Written instruction: Each line that holds the word "document" counts once; give the total for the records below and nothing else.

───── Records ─────

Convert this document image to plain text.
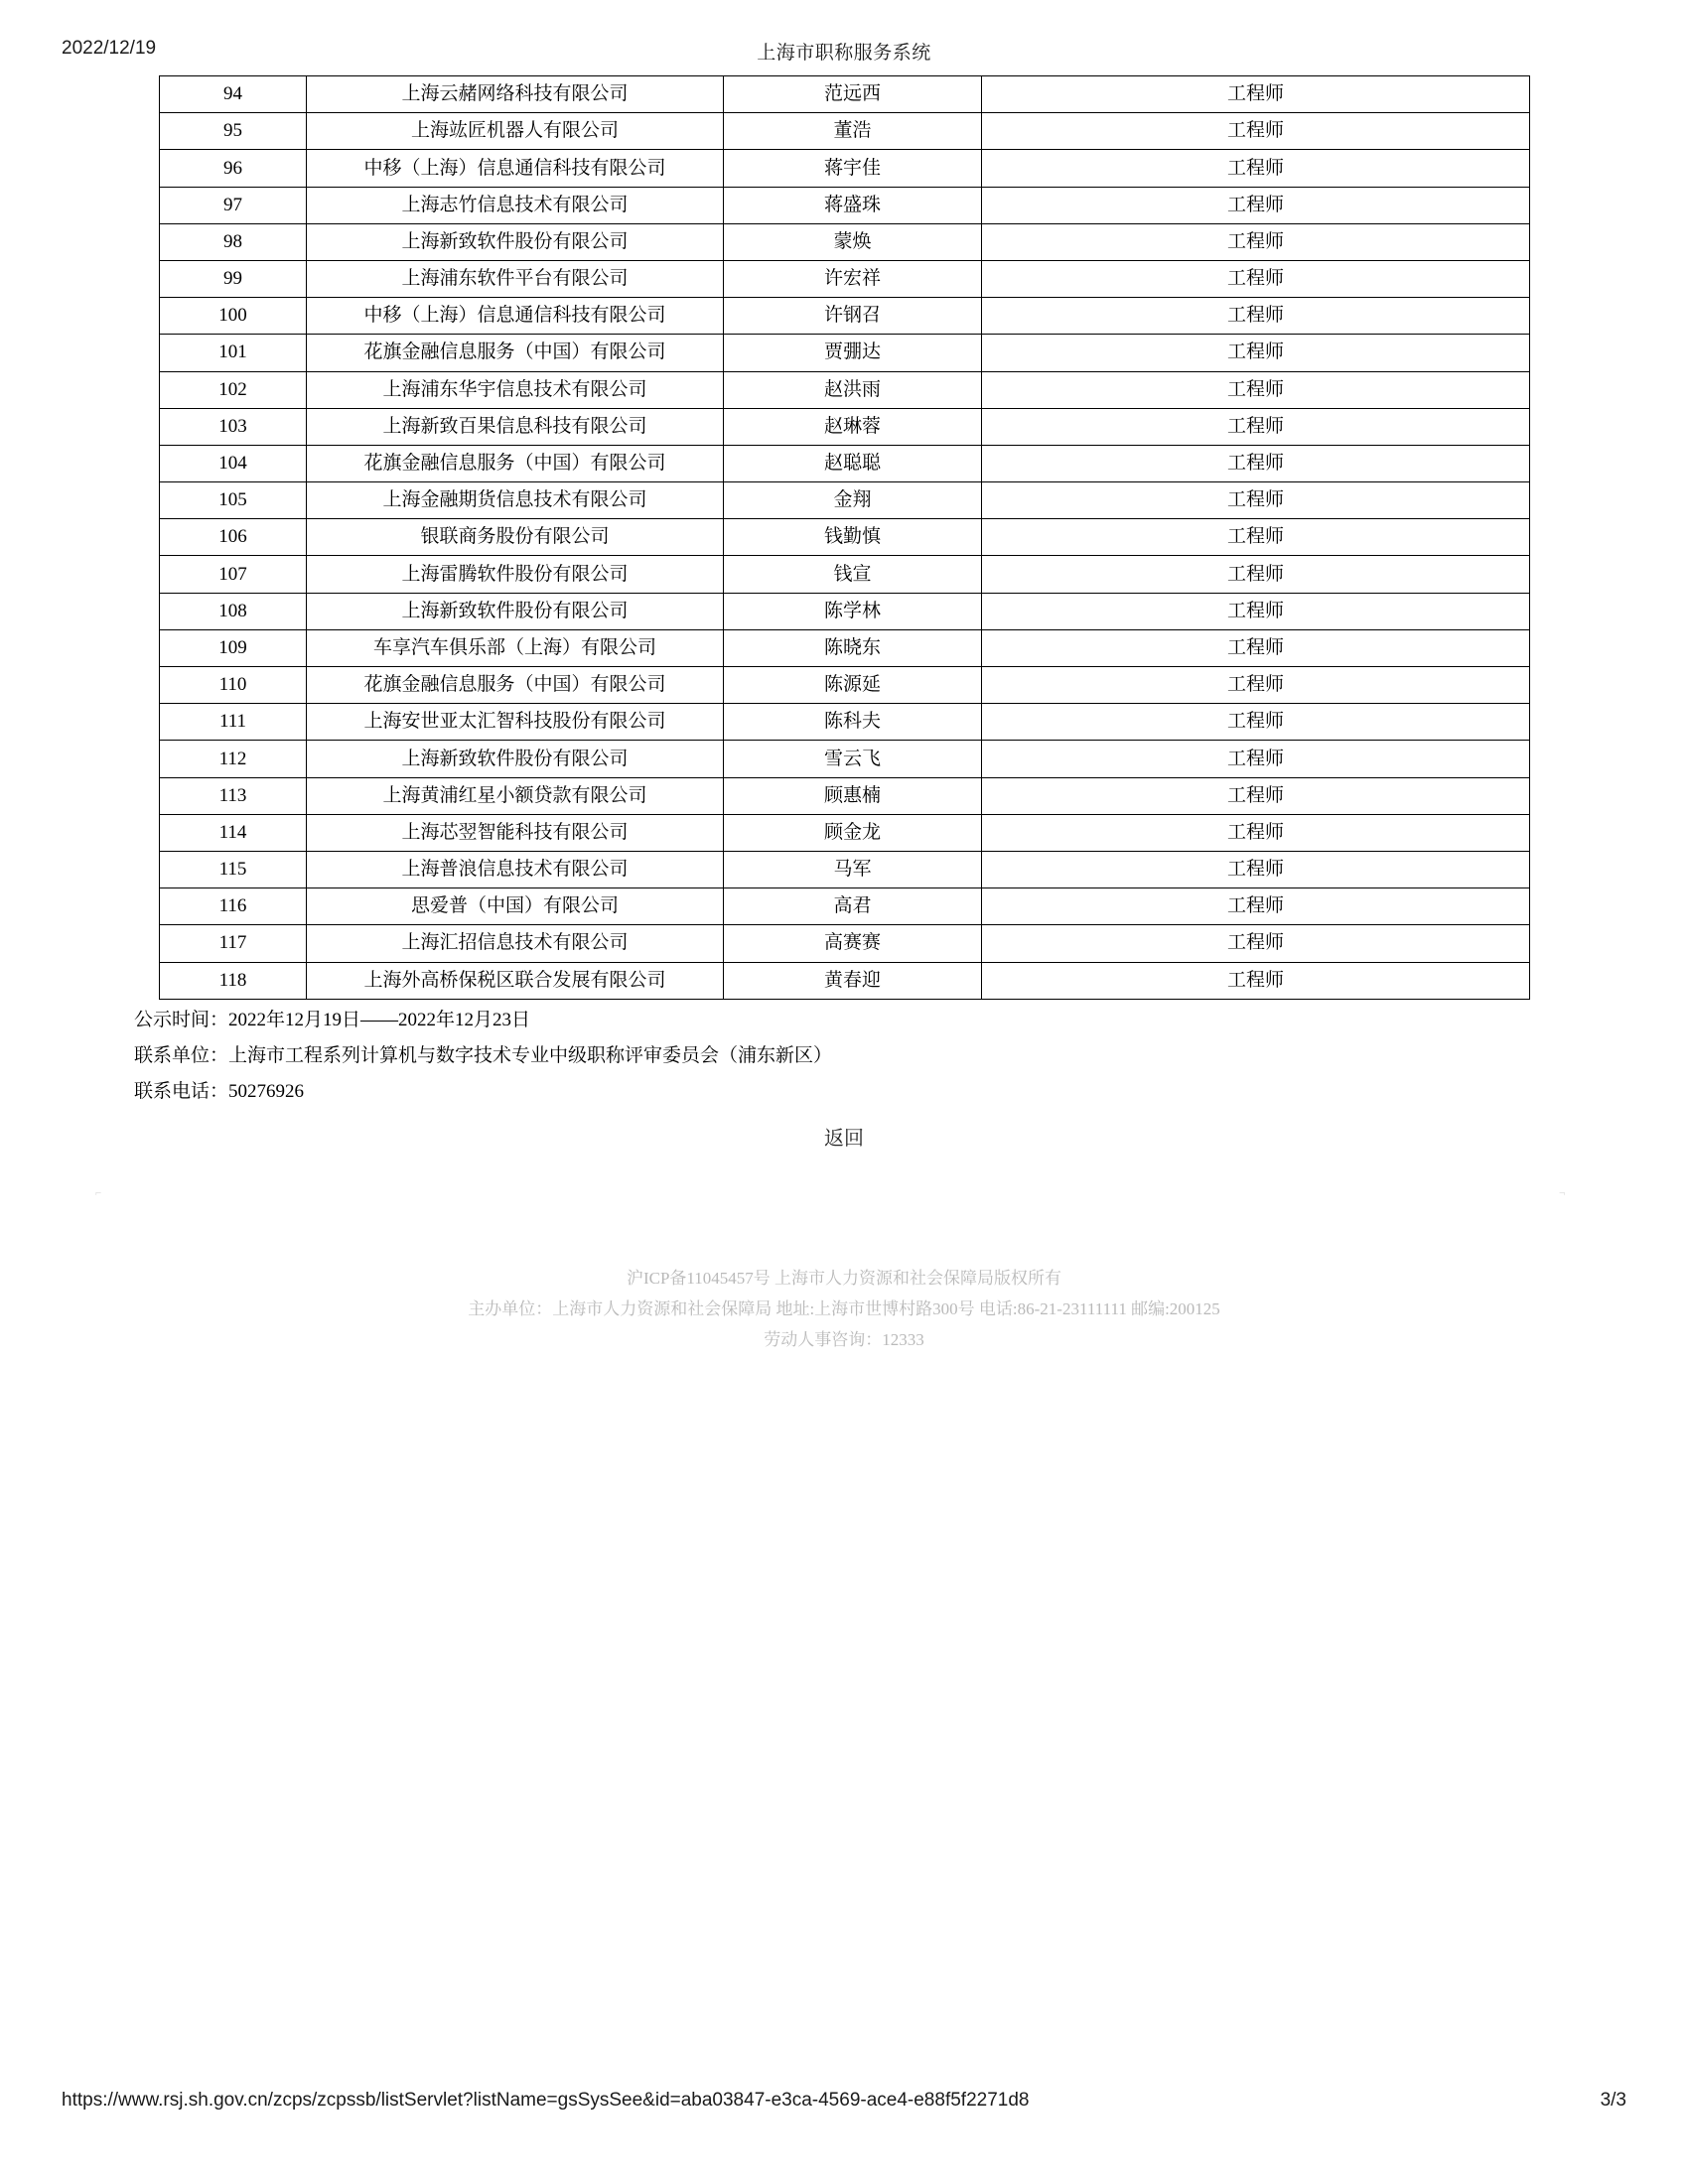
2022/12/19	上海市职称服务系统
94	上海云赭网络科技有限公司	范远西	工程师
95	上海竑匠机器人有限公司	董浩	工程师
96	中移（上海）信息通信科技有限公司	蒋宇佳	工程师
97	上海志竹信息技术有限公司	蒋盛珠	工程师
98	上海新致软件股份有限公司	蒙焕	工程师
99	上海浦东软件平台有限公司	许宏祥	工程师
100	中移（上海）信息通信科技有限公司	许钢召	工程师
101	花旗金融信息服务（中国）有限公司	贾弸达	工程师
102	上海浦东华宇信息技术有限公司	赵洪雨	工程师
103	上海新致百果信息科技有限公司	赵琳蓉	工程师
104	花旗金融信息服务（中国）有限公司	赵聪聪	工程师
105	上海金融期货信息技术有限公司	金翔	工程师
106	银联商务股份有限公司	钱勤慎	工程师
107	上海雷腾软件股份有限公司	钱宣	工程师
108	上海新致软件股份有限公司	陈学林	工程师
109	车享汽车俱乐部（上海）有限公司	陈晓东	工程师
110	花旗金融信息服务（中国）有限公司	陈源延	工程师
111	上海安世亚太汇智科技股份有限公司	陈科夫	工程师
112	上海新致软件股份有限公司	雪云飞	工程师
113	上海黄浦红星小额贷款有限公司	顾惠楠	工程师
114	上海芯翌智能科技有限公司	顾金龙	工程师
115	上海普浪信息技术有限公司	马军	工程师
116	思爱普（中国）有限公司	高君	工程师
117	上海汇招信息技术有限公司	高赛赛	工程师
118	上海外高桥保税区联合发展有限公司	黄春迎	工程师
公示时间：2022年12月19日——2022年12月23日
联系单位：上海市工程系列计算机与数字技术专业中级职称评审委员会（浦东新区）
联系电话：50276926
返回
⌐	¬
沪ICP备11045457号 上海市人力资源和社会保障局版权所有
主办单位：上海市人力资源和社会保障局 地址:上海市世博村路300号 电话:86-21-23111111 邮编:200125
劳动人事咨询：12333
https://www.rsj.sh.gov.cn/zcps/zcpssb/listServlet?listName=gsSysSee&id=aba03847-e3ca-4569-ace4-e88f5f2271d8	3/3
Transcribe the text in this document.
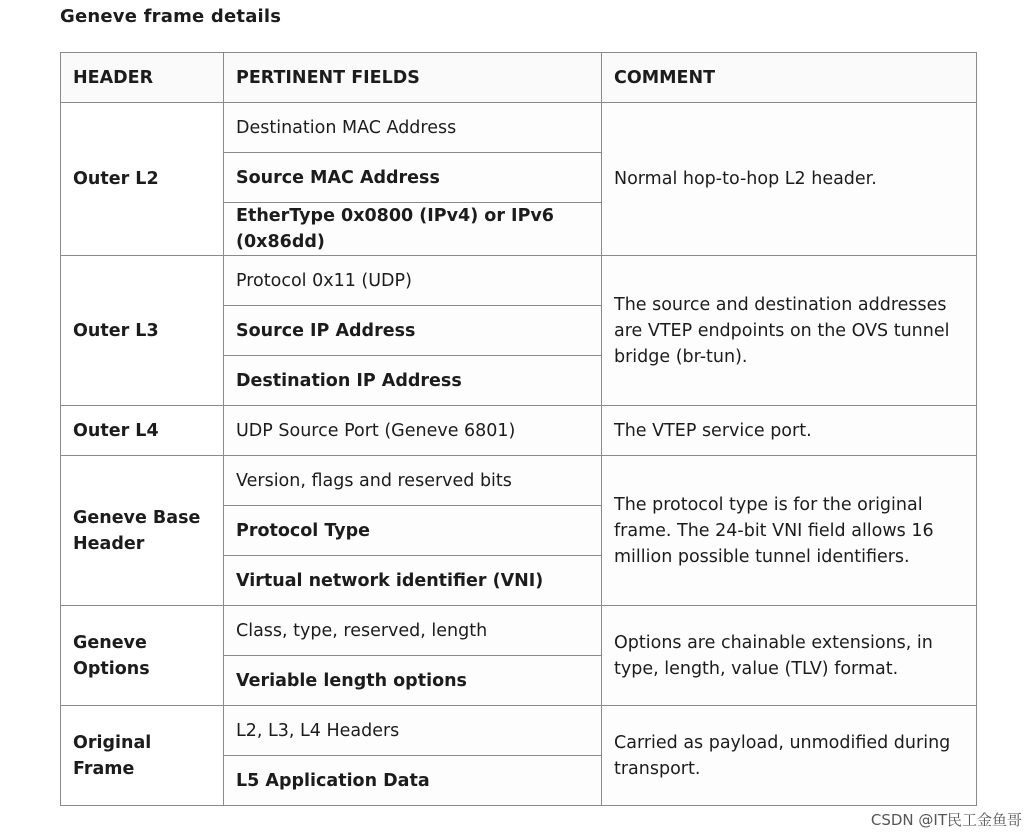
Geneve frame details
HEADER	PERTINENT FIELDS	COMMENT
Outer L2	Destination MAC Address	Normal hop-to-hop L2 header.
	Source MAC Address	
	EtherType 0x0800 (IPv4) or IPv6 (0x86dd)	
Outer L3	Protocol 0x11 (UDP)	The source and destination addresses are VTEP endpoints on the OVS tunnel bridge (br-tun).
	Source IP Address	
	Destination IP Address	
Outer L4	UDP Source Port (Geneve 6801)	The VTEP service port.
Geneve Base Header	Version, flags and reserved bits	The protocol type is for the original frame. The 24-bit VNI field allows 16 million possible tunnel identifiers.
	Protocol Type	
	Virtual network identifier (VNI)	
Geneve Options	Class, type, reserved, length	Options are chainable extensions, in type, length, value (TLV) format.
	Veriable length options	
Original Frame	L2, L3, L4 Headers	Carried as payload, unmodified during transport.
	L5 Application Data	
CSDN @IT民工金鱼哥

─────

Response: 2